## OBJECTIVE
Quote the listing below in full and exactly as written, but omit every picture.

## DATA FOR THE TASK
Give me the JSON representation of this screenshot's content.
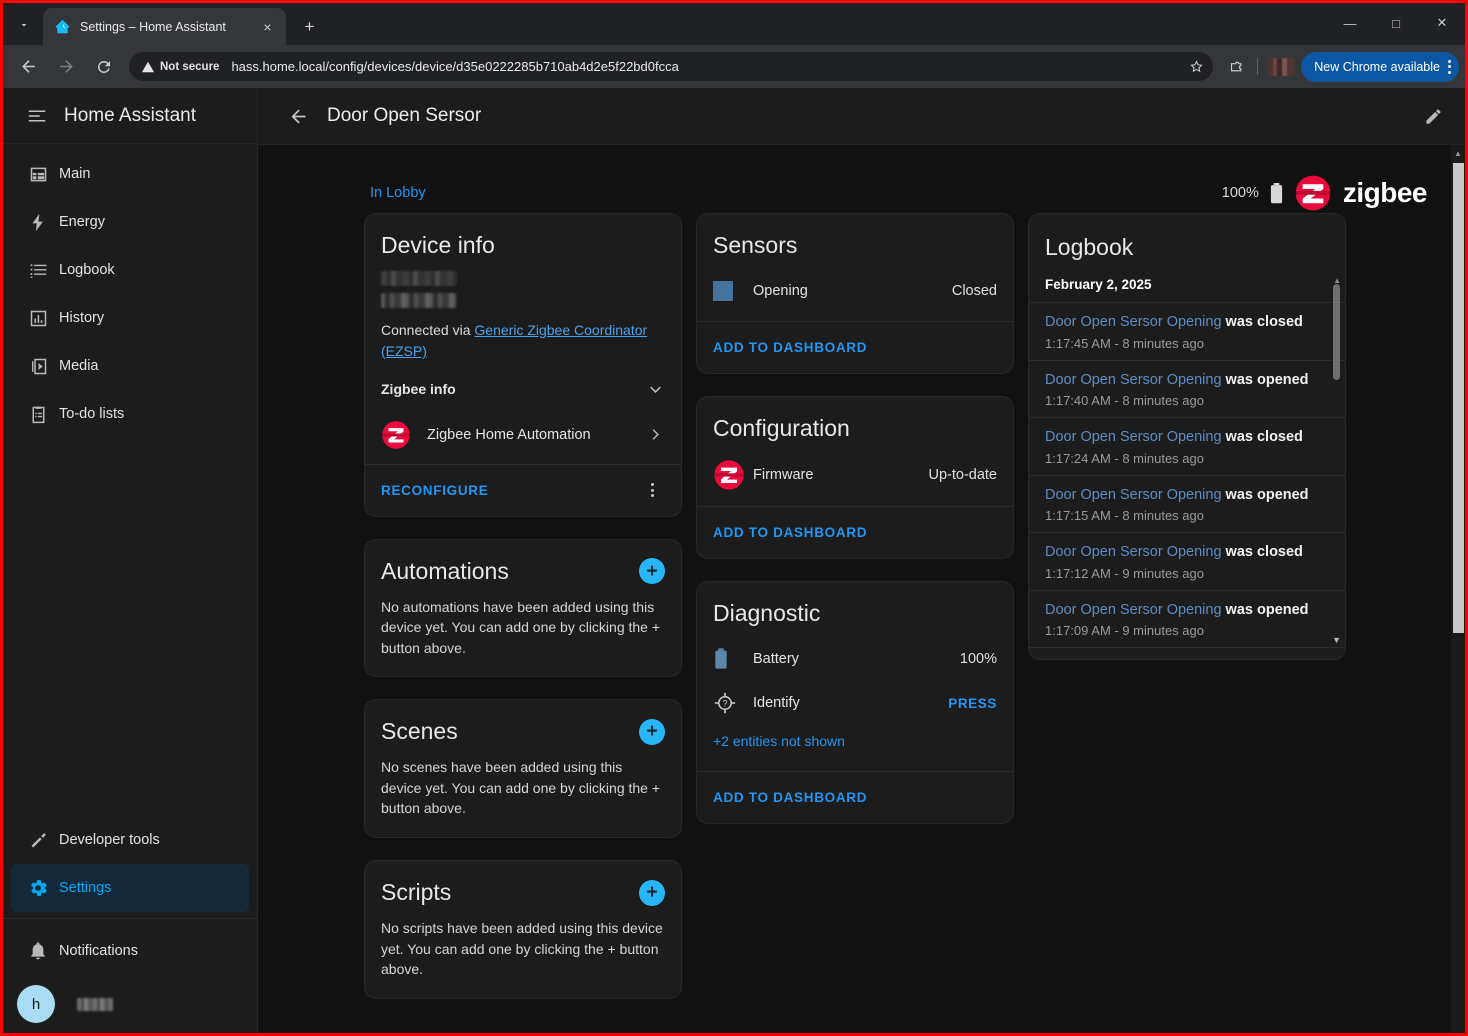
{
  "browser": {
    "tab_title": "Settings – Home Assistant",
    "tab_close_label": "×",
    "new_tab_label": "+",
    "security_label": "Not secure",
    "url": "hass.home.local/config/devices/device/d35e0222285b710ab4d2e5f22bd0fcca",
    "chrome_update_label": "New Chrome available",
    "window_minimize": "—",
    "window_maximize": "□",
    "window_close": "✕"
  },
  "sidebar": {
    "title": "Home Assistant",
    "items": [
      {
        "label": "Main",
        "icon": "dashboard-icon"
      },
      {
        "label": "Energy",
        "icon": "lightning-icon"
      },
      {
        "label": "Logbook",
        "icon": "list-icon"
      },
      {
        "label": "History",
        "icon": "chart-icon"
      },
      {
        "label": "Media",
        "icon": "media-icon"
      },
      {
        "label": "To-do lists",
        "icon": "clipboard-icon"
      }
    ],
    "bottom_items": [
      {
        "label": "Developer tools",
        "icon": "hammer-icon",
        "active": false
      },
      {
        "label": "Settings",
        "icon": "gear-icon",
        "active": true
      }
    ],
    "notifications_label": "Notifications",
    "user_initial": "h"
  },
  "header": {
    "title": "Door Open Sersor"
  },
  "topbar": {
    "area_label": "In Lobby",
    "battery_percent": "100%",
    "zigbee_word": "zigbee"
  },
  "device_info": {
    "title": "Device info",
    "connected_prefix": "Connected via ",
    "connected_link": "Generic Zigbee Coordinator (EZSP)",
    "zigbee_info_label": "Zigbee info",
    "integration_name": "Zigbee Home Automation",
    "reconfigure_label": "RECONFIGURE"
  },
  "automations": {
    "title": "Automations",
    "empty_text": "No automations have been added using this device yet. You can add one by clicking the + button above.",
    "add_label": "+"
  },
  "scenes": {
    "title": "Scenes",
    "empty_text": "No scenes have been added using this device yet. You can add one by clicking the + button above.",
    "add_label": "+"
  },
  "scripts": {
    "title": "Scripts",
    "empty_text": "No scripts have been added using this device yet. You can add one by clicking the + button above.",
    "add_label": "+"
  },
  "sensors": {
    "title": "Sensors",
    "rows": [
      {
        "name": "Opening",
        "value": "Closed",
        "icon": "window-closed-icon"
      }
    ],
    "add_to_dashboard_label": "ADD TO DASHBOARD"
  },
  "configuration": {
    "title": "Configuration",
    "rows": [
      {
        "name": "Firmware",
        "value": "Up-to-date",
        "icon": "zigbee-icon"
      }
    ],
    "add_to_dashboard_label": "ADD TO DASHBOARD"
  },
  "diagnostic": {
    "title": "Diagnostic",
    "rows": [
      {
        "name": "Battery",
        "value": "100%",
        "icon": "battery-icon"
      },
      {
        "name": "Identify",
        "value": "PRESS",
        "icon": "identify-crosshair-icon"
      }
    ],
    "more_entities_label": "+2 entities not shown",
    "add_to_dashboard_label": "ADD TO DASHBOARD"
  },
  "logbook": {
    "title": "Logbook",
    "date": "February 2, 2025",
    "entries": [
      {
        "entity": "Door Open Sersor Opening",
        "action": "was closed",
        "time": "1:17:45 AM - 8 minutes ago"
      },
      {
        "entity": "Door Open Sersor Opening",
        "action": "was opened",
        "time": "1:17:40 AM - 8 minutes ago"
      },
      {
        "entity": "Door Open Sersor Opening",
        "action": "was closed",
        "time": "1:17:24 AM - 8 minutes ago"
      },
      {
        "entity": "Door Open Sersor Opening",
        "action": "was opened",
        "time": "1:17:15 AM - 8 minutes ago"
      },
      {
        "entity": "Door Open Sersor Opening",
        "action": "was closed",
        "time": "1:17:12 AM - 9 minutes ago"
      },
      {
        "entity": "Door Open Sersor Opening",
        "action": "was opened",
        "time": "1:17:09 AM - 9 minutes ago"
      }
    ]
  },
  "colors": {
    "accent_blue": "#2196f3",
    "zigbee_red": "#eb0a3c",
    "window_icon_blue": "#44739e",
    "sidebar_active_bg": "#13293a"
  }
}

## EXERCISE RESPONSE
Give me the JSON representation of this screenshot's content.
{
  "browser": {
    "tab_title": "Settings – Home Assistant",
    "tab_close_label": "×",
    "new_tab_label": "+",
    "security_label": "Not secure",
    "url": "hass.home.local/config/devices/device/d35e0222285b710ab4d2e5f22bd0fcca",
    "chrome_update_label": "New Chrome available",
    "window_minimize": "—",
    "window_maximize": "□",
    "window_close": "✕"
  },
  "sidebar": {
    "title": "Home Assistant",
    "items": [
      {
        "label": "Main",
        "icon": "dashboard-icon"
      },
      {
        "label": "Energy",
        "icon": "lightning-icon"
      },
      {
        "label": "Logbook",
        "icon": "list-icon"
      },
      {
        "label": "History",
        "icon": "chart-icon"
      },
      {
        "label": "Media",
        "icon": "media-icon"
      },
      {
        "label": "To-do lists",
        "icon": "clipboard-icon"
      }
    ],
    "bottom_items": [
      {
        "label": "Developer tools",
        "icon": "hammer-icon",
        "active": false
      },
      {
        "label": "Settings",
        "icon": "gear-icon",
        "active": true
      }
    ],
    "notifications_label": "Notifications",
    "user_initial": "h"
  },
  "header": {
    "title": "Door Open Sersor"
  },
  "topbar": {
    "area_label": "In Lobby",
    "battery_percent": "100%",
    "zigbee_word": "zigbee"
  },
  "device_info": {
    "title": "Device info",
    "connected_prefix": "Connected via ",
    "connected_link": "Generic Zigbee Coordinator (EZSP)",
    "zigbee_info_label": "Zigbee info",
    "integration_name": "Zigbee Home Automation",
    "reconfigure_label": "RECONFIGURE"
  },
  "automations": {
    "title": "Automations",
    "empty_text": "No automations have been added using this device yet. You can add one by clicking the + button above.",
    "add_label": "+"
  },
  "scenes": {
    "title": "Scenes",
    "empty_text": "No scenes have been added using this device yet. You can add one by clicking the + button above.",
    "add_label": "+"
  },
  "scripts": {
    "title": "Scripts",
    "empty_text": "No scripts have been added using this device yet. You can add one by clicking the + button above.",
    "add_label": "+"
  },
  "sensors": {
    "title": "Sensors",
    "rows": [
      {
        "name": "Opening",
        "value": "Closed",
        "icon": "window-closed-icon"
      }
    ],
    "add_to_dashboard_label": "ADD TO DASHBOARD"
  },
  "configuration": {
    "title": "Configuration",
    "rows": [
      {
        "name": "Firmware",
        "value": "Up-to-date",
        "icon": "zigbee-icon"
      }
    ],
    "add_to_dashboard_label": "ADD TO DASHBOARD"
  },
  "diagnostic": {
    "title": "Diagnostic",
    "rows": [
      {
        "name": "Battery",
        "value": "100%",
        "icon": "battery-icon"
      },
      {
        "name": "Identify",
        "value": "PRESS",
        "icon": "identify-crosshair-icon"
      }
    ],
    "more_entities_label": "+2 entities not shown",
    "add_to_dashboard_label": "ADD TO DASHBOARD"
  },
  "logbook": {
    "title": "Logbook",
    "date": "February 2, 2025",
    "entries": [
      {
        "entity": "Door Open Sersor Opening",
        "action": "was closed",
        "time": "1:17:45 AM - 8 minutes ago"
      },
      {
        "entity": "Door Open Sersor Opening",
        "action": "was opened",
        "time": "1:17:40 AM - 8 minutes ago"
      },
      {
        "entity": "Door Open Sersor Opening",
        "action": "was closed",
        "time": "1:17:24 AM - 8 minutes ago"
      },
      {
        "entity": "Door Open Sersor Opening",
        "action": "was opened",
        "time": "1:17:15 AM - 8 minutes ago"
      },
      {
        "entity": "Door Open Sersor Opening",
        "action": "was closed",
        "time": "1:17:12 AM - 9 minutes ago"
      },
      {
        "entity": "Door Open Sersor Opening",
        "action": "was opened",
        "time": "1:17:09 AM - 9 minutes ago"
      }
    ]
  },
  "colors": {
    "accent_blue": "#2196f3",
    "zigbee_red": "#eb0a3c",
    "window_icon_blue": "#44739e",
    "sidebar_active_bg": "#13293a"
  }
}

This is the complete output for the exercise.